▶ [Task details] Only the lines holding the string "usually" are needed. Copy each one.

* start *

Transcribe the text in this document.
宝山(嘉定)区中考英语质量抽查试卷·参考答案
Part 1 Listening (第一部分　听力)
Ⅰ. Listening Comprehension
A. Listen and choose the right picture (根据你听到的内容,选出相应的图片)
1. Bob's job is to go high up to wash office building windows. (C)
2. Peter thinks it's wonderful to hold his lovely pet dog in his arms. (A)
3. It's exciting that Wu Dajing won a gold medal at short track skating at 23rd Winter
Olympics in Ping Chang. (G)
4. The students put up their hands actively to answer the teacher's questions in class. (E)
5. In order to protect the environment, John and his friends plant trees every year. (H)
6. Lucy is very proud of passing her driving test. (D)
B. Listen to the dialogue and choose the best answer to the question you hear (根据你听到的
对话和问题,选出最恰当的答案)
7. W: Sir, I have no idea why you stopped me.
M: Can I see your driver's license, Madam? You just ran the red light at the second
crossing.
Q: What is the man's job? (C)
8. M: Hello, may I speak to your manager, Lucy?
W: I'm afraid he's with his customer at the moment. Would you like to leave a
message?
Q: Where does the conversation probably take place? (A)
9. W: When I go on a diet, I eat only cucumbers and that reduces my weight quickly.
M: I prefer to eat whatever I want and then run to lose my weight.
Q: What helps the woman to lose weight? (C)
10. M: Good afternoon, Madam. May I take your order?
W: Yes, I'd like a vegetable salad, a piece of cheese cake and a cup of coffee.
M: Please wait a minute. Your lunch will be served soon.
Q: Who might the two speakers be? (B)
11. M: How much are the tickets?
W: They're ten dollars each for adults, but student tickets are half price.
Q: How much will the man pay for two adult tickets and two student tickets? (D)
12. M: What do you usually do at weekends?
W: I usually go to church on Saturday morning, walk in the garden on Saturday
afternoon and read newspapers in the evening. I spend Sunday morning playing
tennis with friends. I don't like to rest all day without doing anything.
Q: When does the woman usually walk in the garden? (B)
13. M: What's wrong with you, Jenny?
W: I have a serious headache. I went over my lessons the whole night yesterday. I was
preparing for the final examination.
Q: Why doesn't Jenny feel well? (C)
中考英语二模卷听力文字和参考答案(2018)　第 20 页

* end *

▶ [Correct answer]
12. M: What do you usually do at weekends?
W: I usually go to church on Saturday morning, walk in the garden on Saturday
Q: When does the woman usually walk in the garden? (B)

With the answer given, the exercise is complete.